■ What to produce
In the listing below, how many lines contain the word "Telèfon"? Please respond with the number only.
>> start Records for this task
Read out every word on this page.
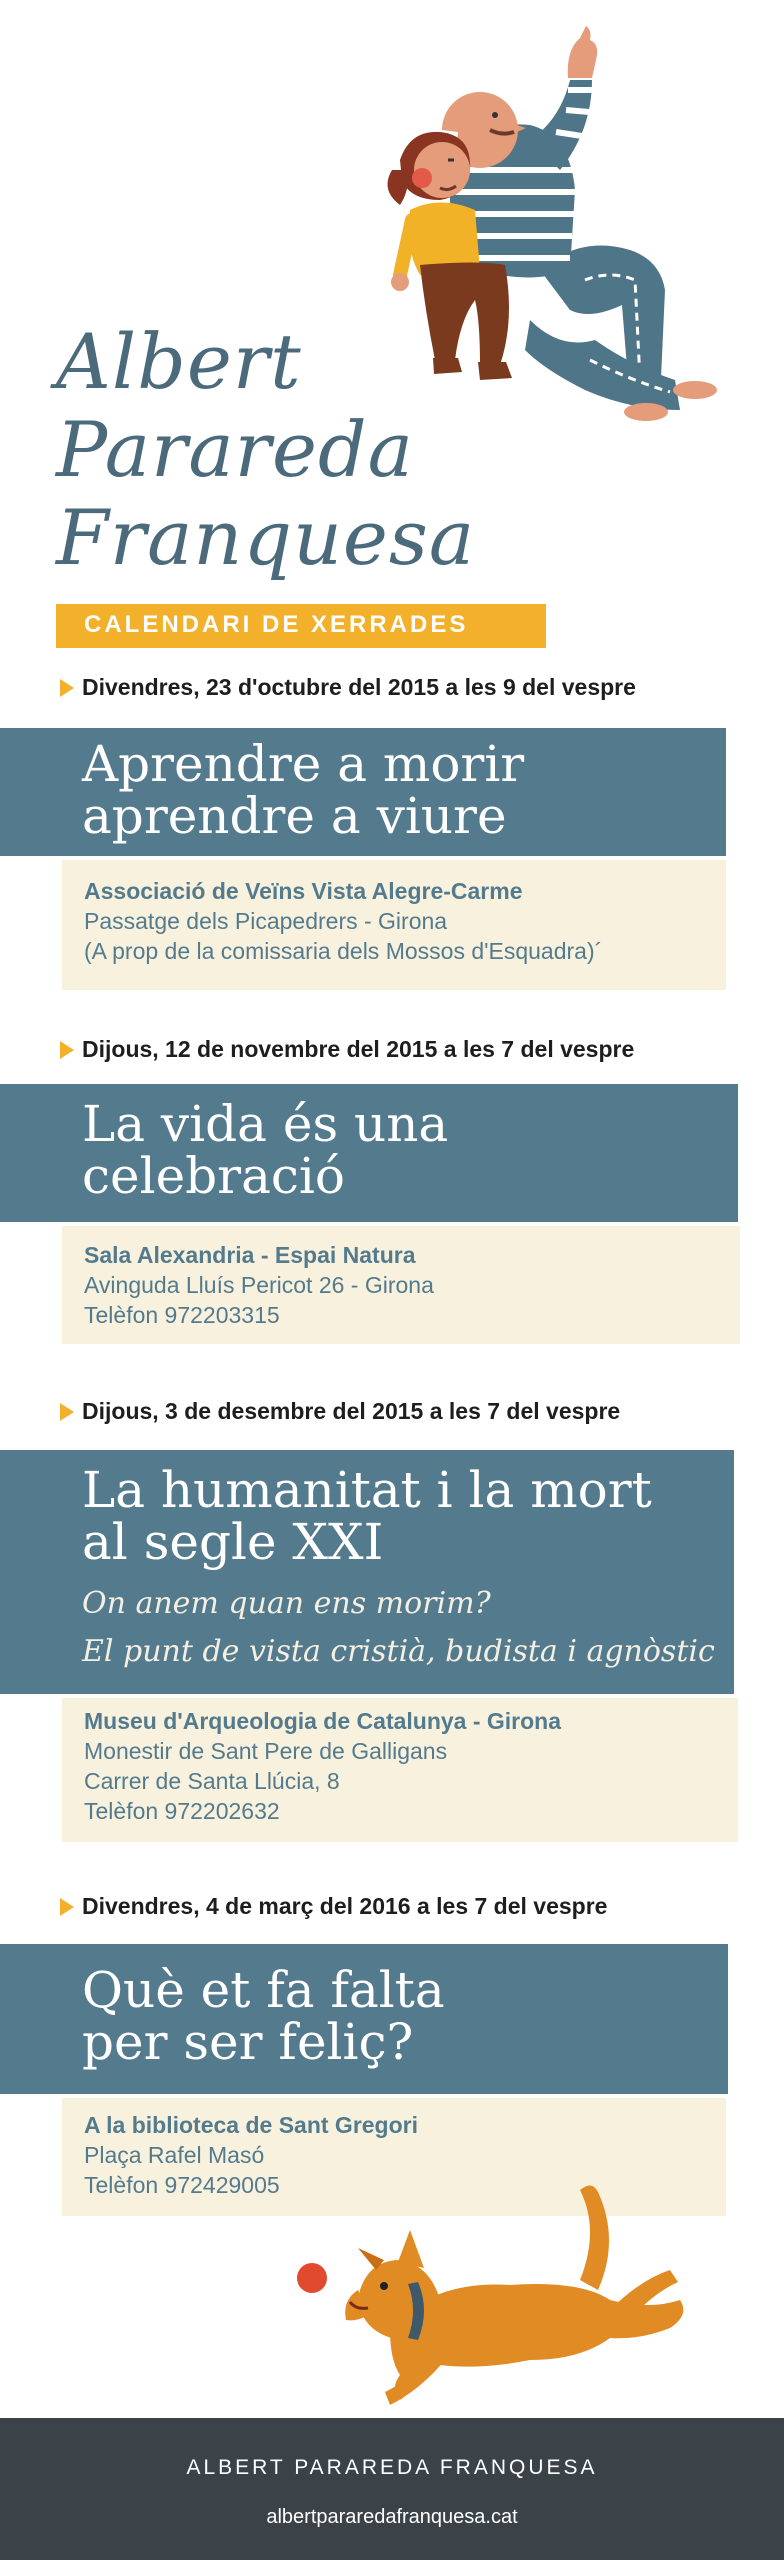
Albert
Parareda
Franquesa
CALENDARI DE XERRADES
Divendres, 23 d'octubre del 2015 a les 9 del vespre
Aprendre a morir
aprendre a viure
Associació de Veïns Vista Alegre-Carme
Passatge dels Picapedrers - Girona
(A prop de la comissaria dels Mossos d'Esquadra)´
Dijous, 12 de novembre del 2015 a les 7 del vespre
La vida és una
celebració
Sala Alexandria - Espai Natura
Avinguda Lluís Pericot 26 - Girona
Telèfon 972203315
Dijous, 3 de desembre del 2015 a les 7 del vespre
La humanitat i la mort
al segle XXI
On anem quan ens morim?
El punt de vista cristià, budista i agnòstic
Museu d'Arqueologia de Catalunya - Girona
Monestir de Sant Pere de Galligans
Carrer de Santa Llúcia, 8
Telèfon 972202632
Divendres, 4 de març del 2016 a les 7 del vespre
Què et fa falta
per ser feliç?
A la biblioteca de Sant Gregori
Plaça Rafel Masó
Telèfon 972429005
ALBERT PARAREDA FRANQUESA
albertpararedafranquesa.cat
>> end Records for this task
■ Answer for this exercise
3